■ **Given text**:
Part of the thing about reading is that you want to keep doing it. You want to keep the cascade going. You want to follow those curiosities to where they lead so that you can better educate yourself on the subjects that you’re interested in.
If you’re not interested in the subject you’re going to read more, slowly you’re going to waste time, [and] it’s not going to be the best use of your life. You want a high-quality life where you gain a lot of information that helps you apply lessons learned from books to your life.
The way to do that is by being engaged in the book, by reading with a pen in hand and writing in the margins, using the table of contents and the index to find what you want to read about, and then making sure that you go ahead and stop reading the books you’re not interested in and move on to the ones you are interested in.
Reading books is one of the best things you can do to retain knowledge and to build knowledge on specific subjects. So whether you’re interested in business, psychology, history, mathematics literature, politics, biographies, fiction, fantasy novels… whatever – humans tend to repeat the same mistakes in the past – so one of the reasons why reading is so important is to try to not repeat the mistakes your ancestors made.
Man where did that book go? That book that was so important… it was like the key for my books. I don’t see it there… no, not there. Down here? I don’t see it. Ah, there it is. Yes! How to read a book – that’s the one.
I was just looking up this book on how to read a book. How I started reading books: in college I would try to read my textbooks and I would quit about the third or fourth week into the semester. I knew a guy I really liked and he wanted to read a book a week in a year. I really respected this guy and thought hey I should read more. So I started reading more.
And, initially, I would just get one book and I would read it. Then I would put that book on my bookshelf and save it for later because I thought if I ever want to write a book I’ll look back at the books that I read and I’ll be able to reference them so I can write my own book.
But then the addiction started and I started to feel like I needed to get books that I was going to read, not only books that I was reading at the moment. So I buy books thinking that I’ll read it later. Pretty soon I had twenty, forty, sixty, one hundred, two hundred books in my apartment that I wasn’t even reading.
And I wasn’t only reading one book at a time. I would start to pick up the books and read a little bit and then put them down – put them back on the shelf – save them for later… I went from reading one book at a time [to] reading five or ten books at a time.
But this book on how to read books actually gives a lot of good tips on what you should do if you also want to get a little bit of a book addiction. Instead of sitting and spending a lot of time in front of the television I’d much rather sit and spend time with a book. Books give me a little bit more from the time that I spend with them.
There’s just something about them that I like a little bit better – probably because my brain is a little bit more linguistic. I like words. If you’re more visual or auditory, you may find that audiobooks or television or documentaries and those types of things serve you better. But for me it’s books.
So one of the tips that this book gives you is always read with a pen in your hand and don’t be afraid to write in the margins. These are great tips that you can use to better retain information as you go through the book. In college you may use a highlighter to keep up with your readings but then you know other things start to happen and you just can’t keep up with it.
For me, I found it much easier if I just kept a pen in my hand and would underline or star or write in the margins. So I’ll show you what I’ve kind of done with this book. There’s no really rhyme or reason to it. Some people ask me like “What’s the star mean?” Well, the star just means that somethings stuck out, okay… I’m just like, oh that’s a good point, yeah, all these things give us good information. So I just starred it.

■ **Written tasks**:
[A] Restate word for word the part of the passage on reading starting at "But then the" and ending at "books at a time.".
[B] Answer these questions from the passage on reading:
(i) How far into the semester would the speaker quit reading textbooks in college?
(ii) What did the guy the speaker really liked want to do?
(iii) According to the speaker, what does a star in the margin mean?
The rows that follow were taken from a separate source.

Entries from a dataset
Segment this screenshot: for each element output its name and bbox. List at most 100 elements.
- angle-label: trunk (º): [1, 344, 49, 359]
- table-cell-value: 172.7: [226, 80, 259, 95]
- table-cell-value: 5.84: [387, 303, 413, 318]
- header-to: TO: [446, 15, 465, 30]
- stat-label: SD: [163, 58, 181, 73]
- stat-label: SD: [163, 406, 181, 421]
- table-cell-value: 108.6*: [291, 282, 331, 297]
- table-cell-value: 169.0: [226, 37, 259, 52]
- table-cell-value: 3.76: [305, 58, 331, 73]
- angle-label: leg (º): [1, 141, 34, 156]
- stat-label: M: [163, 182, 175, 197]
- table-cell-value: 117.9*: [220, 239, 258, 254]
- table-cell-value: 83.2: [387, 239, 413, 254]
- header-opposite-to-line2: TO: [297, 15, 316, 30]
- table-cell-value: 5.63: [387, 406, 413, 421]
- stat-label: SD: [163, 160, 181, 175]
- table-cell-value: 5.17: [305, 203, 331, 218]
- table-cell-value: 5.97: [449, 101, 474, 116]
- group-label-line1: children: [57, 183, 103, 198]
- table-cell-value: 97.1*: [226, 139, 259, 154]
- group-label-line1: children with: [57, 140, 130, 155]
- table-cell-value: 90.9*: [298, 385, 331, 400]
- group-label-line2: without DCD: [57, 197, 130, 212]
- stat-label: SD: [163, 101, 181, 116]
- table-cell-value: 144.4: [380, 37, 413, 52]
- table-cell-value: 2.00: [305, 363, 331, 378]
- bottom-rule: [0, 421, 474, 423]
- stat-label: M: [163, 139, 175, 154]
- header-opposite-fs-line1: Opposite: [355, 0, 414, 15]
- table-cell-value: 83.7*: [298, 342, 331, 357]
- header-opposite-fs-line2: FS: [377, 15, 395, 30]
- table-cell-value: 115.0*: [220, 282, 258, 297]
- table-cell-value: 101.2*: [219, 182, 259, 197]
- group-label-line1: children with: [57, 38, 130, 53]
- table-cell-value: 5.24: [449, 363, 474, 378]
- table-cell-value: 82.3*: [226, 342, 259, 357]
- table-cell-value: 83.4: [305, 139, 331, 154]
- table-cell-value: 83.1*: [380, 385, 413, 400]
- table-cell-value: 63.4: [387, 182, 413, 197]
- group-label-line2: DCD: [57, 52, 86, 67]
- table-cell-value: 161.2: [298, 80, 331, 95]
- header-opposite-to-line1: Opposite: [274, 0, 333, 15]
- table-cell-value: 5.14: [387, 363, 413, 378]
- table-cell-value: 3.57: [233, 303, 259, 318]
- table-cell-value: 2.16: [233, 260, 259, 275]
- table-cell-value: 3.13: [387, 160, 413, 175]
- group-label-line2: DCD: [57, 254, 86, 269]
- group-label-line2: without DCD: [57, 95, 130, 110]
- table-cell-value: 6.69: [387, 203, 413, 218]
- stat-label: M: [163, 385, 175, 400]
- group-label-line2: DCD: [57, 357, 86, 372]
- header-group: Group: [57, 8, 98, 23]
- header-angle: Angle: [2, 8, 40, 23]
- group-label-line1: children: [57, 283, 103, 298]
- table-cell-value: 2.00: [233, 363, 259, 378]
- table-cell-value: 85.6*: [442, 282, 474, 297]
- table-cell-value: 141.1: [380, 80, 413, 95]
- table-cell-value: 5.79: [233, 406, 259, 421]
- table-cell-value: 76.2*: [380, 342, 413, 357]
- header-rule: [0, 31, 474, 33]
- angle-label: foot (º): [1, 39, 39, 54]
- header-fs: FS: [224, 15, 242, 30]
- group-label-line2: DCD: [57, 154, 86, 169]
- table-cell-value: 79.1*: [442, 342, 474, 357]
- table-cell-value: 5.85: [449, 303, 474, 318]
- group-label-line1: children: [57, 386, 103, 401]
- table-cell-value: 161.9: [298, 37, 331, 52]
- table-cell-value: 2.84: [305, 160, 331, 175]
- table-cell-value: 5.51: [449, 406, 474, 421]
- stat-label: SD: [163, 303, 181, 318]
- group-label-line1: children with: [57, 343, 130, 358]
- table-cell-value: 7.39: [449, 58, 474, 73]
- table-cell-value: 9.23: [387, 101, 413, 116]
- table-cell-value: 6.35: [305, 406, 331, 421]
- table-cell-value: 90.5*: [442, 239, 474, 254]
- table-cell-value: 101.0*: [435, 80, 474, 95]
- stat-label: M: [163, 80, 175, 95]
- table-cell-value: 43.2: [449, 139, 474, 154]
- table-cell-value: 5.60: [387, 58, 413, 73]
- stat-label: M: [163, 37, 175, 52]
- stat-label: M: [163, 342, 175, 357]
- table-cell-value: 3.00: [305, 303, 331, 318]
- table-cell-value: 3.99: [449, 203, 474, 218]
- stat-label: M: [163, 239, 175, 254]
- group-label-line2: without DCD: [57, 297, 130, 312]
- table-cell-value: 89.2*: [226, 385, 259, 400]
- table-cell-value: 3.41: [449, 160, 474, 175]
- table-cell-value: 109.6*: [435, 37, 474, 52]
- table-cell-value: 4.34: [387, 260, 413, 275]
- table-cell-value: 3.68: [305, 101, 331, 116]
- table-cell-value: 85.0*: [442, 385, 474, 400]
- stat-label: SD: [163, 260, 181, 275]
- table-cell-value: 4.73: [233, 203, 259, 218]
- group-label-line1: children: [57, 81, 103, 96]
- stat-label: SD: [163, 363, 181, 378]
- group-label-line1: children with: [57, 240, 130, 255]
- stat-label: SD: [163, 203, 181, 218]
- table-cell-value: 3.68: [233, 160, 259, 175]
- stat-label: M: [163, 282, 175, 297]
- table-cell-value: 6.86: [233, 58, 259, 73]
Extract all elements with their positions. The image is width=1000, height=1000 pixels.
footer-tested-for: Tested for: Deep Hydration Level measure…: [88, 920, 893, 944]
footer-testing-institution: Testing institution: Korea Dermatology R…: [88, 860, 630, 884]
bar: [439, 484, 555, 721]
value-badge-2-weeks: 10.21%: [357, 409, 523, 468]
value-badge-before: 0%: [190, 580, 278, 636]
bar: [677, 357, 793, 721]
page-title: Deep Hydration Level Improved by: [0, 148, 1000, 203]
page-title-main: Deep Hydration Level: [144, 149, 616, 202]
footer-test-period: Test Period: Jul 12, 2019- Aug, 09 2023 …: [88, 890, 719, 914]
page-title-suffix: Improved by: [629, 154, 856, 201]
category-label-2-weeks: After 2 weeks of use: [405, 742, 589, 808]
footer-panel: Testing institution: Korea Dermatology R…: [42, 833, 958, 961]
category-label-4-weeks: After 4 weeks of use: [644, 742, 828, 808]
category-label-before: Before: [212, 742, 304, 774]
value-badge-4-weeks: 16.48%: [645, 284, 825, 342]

■ **Solutions to the problems**:
[A]
But then the addiction started and I started to feel like I needed to get books that I was going to read, not only books that I was reading at the moment. So I buy books thinking that I’ll read it later. Pretty soon I had twenty, forty, sixty, one hundred, two hundred books in my apartment that I wasn’t even reading.
And I wasn’t only reading one book at a time. I would start to pick up the books and read a little bit and then put them down – put them back on the shelf – save them for later… I went from reading one book at a time [to] reading five or ten books at a time.

[B]
(i) About the third or fourth week
(ii) Read a book a week in a year
(iii) That something stuck out